Can you copy out the listing below, word for word, from its first line through the line that contains "- option-title: 网络疑难解答: [379, 625, 458, 640]", including both of those lines?

* [Dataset]:
>>>>
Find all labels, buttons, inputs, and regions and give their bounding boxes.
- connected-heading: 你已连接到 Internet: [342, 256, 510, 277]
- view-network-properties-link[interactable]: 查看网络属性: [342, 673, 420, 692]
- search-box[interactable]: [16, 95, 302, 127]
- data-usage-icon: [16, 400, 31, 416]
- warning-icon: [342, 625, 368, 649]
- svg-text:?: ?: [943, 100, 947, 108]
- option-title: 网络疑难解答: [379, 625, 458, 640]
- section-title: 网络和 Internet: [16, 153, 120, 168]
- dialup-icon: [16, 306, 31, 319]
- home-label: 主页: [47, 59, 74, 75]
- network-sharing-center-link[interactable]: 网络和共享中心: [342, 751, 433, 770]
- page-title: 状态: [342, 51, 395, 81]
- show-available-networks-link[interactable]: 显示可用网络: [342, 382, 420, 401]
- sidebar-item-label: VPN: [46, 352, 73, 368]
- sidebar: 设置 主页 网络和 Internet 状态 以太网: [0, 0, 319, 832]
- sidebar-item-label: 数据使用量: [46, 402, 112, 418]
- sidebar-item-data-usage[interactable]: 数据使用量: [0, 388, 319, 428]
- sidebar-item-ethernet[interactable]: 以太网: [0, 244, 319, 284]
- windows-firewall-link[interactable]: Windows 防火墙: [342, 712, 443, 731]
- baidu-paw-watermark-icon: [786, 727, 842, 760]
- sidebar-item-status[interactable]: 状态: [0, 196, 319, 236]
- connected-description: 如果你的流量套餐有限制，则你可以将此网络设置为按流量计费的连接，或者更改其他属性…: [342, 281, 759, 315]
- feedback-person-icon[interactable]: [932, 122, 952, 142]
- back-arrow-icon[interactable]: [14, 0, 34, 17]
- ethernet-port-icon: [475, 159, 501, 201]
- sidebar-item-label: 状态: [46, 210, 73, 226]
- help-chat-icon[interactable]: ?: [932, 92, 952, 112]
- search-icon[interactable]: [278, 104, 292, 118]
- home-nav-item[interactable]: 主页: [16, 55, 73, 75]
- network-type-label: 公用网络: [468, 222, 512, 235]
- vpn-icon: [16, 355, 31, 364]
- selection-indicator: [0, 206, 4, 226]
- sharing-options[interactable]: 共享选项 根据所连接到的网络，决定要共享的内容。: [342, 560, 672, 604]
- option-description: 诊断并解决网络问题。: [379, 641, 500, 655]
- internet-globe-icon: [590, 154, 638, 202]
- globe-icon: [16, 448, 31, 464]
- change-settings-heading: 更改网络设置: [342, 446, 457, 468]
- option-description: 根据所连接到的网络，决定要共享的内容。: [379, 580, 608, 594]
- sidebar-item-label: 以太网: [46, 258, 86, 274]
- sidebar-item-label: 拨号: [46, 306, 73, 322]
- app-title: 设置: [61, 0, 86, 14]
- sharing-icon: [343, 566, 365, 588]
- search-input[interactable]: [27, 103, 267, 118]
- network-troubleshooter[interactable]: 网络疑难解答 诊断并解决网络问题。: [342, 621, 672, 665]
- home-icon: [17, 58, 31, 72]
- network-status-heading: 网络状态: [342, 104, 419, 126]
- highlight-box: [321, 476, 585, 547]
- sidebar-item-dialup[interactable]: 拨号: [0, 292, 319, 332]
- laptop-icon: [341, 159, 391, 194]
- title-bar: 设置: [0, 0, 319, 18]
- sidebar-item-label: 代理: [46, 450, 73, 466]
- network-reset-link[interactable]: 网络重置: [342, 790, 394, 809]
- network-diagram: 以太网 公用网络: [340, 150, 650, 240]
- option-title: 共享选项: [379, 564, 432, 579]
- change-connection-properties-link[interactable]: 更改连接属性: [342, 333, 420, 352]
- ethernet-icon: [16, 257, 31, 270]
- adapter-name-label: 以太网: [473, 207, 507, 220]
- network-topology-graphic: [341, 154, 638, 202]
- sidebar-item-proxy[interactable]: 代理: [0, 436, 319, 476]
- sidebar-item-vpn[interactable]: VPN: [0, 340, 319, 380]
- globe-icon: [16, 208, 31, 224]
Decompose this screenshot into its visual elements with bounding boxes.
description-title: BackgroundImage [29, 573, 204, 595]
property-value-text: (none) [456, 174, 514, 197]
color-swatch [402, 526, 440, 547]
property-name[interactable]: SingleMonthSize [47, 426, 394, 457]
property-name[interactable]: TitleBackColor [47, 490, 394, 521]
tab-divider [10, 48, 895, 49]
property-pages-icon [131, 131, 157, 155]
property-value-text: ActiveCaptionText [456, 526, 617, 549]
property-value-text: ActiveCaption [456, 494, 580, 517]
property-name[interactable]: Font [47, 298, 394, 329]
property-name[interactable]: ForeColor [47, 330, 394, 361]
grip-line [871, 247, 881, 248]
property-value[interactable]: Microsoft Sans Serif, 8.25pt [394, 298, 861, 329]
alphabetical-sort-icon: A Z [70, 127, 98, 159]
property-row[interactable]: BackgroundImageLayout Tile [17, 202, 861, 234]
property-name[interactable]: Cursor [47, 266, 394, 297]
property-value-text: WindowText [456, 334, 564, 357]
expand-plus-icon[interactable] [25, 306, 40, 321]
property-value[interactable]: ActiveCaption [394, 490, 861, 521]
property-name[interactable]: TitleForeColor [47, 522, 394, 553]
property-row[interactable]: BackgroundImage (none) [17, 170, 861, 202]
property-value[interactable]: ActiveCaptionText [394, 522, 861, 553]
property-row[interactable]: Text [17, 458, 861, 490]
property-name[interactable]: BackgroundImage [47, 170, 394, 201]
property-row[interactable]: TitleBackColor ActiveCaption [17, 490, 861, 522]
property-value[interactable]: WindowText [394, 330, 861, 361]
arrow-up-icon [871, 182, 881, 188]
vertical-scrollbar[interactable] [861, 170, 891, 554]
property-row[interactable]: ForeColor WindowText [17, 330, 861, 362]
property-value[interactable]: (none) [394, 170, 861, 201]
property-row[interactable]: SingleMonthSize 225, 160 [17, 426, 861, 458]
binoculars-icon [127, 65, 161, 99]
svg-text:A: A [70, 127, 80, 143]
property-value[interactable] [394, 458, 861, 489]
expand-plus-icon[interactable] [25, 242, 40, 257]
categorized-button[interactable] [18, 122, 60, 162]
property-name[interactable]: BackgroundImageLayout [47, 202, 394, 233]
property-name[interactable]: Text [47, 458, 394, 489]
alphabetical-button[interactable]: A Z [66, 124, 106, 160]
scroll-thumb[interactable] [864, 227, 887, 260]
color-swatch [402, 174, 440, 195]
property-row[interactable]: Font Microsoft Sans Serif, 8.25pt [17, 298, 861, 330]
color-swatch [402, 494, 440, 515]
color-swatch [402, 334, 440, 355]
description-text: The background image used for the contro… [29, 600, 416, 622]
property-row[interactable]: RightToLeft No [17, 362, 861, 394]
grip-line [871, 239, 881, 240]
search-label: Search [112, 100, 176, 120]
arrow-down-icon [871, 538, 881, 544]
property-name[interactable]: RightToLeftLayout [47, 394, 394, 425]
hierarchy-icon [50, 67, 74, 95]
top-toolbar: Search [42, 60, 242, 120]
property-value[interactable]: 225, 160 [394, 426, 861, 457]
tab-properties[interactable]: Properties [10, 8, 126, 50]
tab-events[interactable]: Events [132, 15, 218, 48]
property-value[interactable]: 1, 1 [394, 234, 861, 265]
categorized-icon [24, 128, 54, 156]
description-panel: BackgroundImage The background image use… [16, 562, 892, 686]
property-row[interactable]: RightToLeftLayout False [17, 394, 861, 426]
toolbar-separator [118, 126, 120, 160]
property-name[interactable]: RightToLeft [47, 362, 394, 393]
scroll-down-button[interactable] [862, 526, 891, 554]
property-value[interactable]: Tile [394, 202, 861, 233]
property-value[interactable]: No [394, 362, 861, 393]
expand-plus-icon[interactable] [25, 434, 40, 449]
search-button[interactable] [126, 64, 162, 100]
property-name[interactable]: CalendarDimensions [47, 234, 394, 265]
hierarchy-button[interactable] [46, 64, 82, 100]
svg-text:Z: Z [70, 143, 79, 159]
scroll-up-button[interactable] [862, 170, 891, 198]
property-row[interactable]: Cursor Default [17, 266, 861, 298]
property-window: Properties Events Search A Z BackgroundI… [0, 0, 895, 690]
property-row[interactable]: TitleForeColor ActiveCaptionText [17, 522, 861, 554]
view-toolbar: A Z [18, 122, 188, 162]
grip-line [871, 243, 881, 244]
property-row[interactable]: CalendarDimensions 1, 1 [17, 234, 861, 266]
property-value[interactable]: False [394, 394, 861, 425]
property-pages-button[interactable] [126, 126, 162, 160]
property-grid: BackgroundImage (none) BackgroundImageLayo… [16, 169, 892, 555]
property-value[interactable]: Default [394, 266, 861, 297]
<<<<
* [Written solution]:
Find all labels, buttons, inputs, and regions and give their bounding boxes.
- connected-heading: 你已连接到 Internet: [342, 256, 510, 277]
- view-network-properties-link[interactable]: 查看网络属性: [342, 673, 420, 692]
- search-box[interactable]: [16, 95, 302, 127]
- data-usage-icon: [16, 400, 31, 416]
- warning-icon: [342, 625, 368, 649]
- svg-text:?: ?: [943, 100, 947, 108]
- option-title: 网络疑难解答: [379, 625, 458, 640]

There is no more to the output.